[Records contained in a dataset]
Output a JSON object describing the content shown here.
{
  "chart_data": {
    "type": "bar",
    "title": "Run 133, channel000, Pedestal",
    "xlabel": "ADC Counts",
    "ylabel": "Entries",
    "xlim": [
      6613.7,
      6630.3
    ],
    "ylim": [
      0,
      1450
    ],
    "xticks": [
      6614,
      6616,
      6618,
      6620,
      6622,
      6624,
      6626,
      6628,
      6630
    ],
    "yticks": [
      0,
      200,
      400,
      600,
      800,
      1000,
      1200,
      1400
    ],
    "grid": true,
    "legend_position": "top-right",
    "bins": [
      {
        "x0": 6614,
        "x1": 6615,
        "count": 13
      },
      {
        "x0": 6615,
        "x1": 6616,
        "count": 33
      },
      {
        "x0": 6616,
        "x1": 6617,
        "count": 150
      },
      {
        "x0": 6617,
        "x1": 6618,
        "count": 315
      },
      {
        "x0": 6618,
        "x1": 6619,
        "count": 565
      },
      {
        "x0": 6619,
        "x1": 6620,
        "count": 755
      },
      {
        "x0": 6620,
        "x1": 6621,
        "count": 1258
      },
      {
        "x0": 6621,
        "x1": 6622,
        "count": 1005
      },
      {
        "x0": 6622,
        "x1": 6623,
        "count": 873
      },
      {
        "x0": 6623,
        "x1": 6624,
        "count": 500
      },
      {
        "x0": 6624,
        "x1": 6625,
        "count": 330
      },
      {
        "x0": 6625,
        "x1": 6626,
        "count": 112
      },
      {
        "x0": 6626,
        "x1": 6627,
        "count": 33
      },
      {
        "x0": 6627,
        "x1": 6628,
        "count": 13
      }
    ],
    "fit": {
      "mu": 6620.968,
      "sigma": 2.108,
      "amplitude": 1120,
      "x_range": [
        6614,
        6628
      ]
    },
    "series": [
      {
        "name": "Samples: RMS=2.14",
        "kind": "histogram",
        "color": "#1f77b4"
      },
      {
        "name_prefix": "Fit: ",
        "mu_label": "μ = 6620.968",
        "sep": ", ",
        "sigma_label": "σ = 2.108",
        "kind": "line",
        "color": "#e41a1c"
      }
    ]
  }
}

=== YOUR INSTRUCTIONS ===
Return every entry exactly as given.

=== TASK ANSWER ===
Output a JSON object describing the content shown here.
{
  "chart_data": {
    "type": "bar",
    "title": "Run 133, channel000, Pedestal",
    "xlabel": "ADC Counts",
    "ylabel": "Entries",
    "xlim": [
      6613.7,
      6630.3
    ],
    "ylim": [
      0,
      1450
    ],
    "xticks": [
      6614,
      6616,
      6618,
      6620,
      6622,
      6624,
      6626,
      6628,
      6630
    ],
    "yticks": [
      0,
      200,
      400,
      600,
      800,
      1000,
      1200,
      1400
    ],
    "grid": true,
    "legend_position": "top-right",
    "bins": [
      {
        "x0": 6614,
        "x1": 6615,
        "count": 13
      },
      {
        "x0": 6615,
        "x1": 6616,
        "count": 33
      },
      {
        "x0": 6616,
        "x1": 6617,
        "count": 150
      },
      {
        "x0": 6617,
        "x1": 6618,
        "count": 315
      },
      {
        "x0": 6618,
        "x1": 6619,
        "count": 565
      },
      {
        "x0": 6619,
        "x1": 6620,
        "count": 755
      },
      {
        "x0": 6620,
        "x1": 6621,
        "count": 1258
      },
      {
        "x0": 6621,
        "x1": 6622,
        "count": 1005
      },
      {
        "x0": 6622,
        "x1": 6623,
        "count": 873
      },
      {
        "x0": 6623,
        "x1": 6624,
        "count": 500
      },
      {
        "x0": 6624,
        "x1": 6625,
        "count": 330
      },
      {
        "x0": 6625,
        "x1": 6626,
        "count": 112
      },
      {
        "x0": 6626,
        "x1": 6627,
        "count": 33
      },
      {
        "x0": 6627,
        "x1": 6628,
        "count": 13
      }
    ],
    "fit": {
      "mu": 6620.968,
      "sigma": 2.108,
      "amplitude": 1120,
      "x_range": [
        6614,
        6628
      ]
    },
    "series": [
      {
        "name": "Samples: RMS=2.14",
        "kind": "histogram",
        "color": "#1f77b4"
      },
      {
        "name_prefix": "Fit: ",
        "mu_label": "μ = 6620.968",
        "sep": ", ",
        "sigma_label": "σ = 2.108",
        "kind": "line",
        "color": "#e41a1c"
      }
    ]
  }
}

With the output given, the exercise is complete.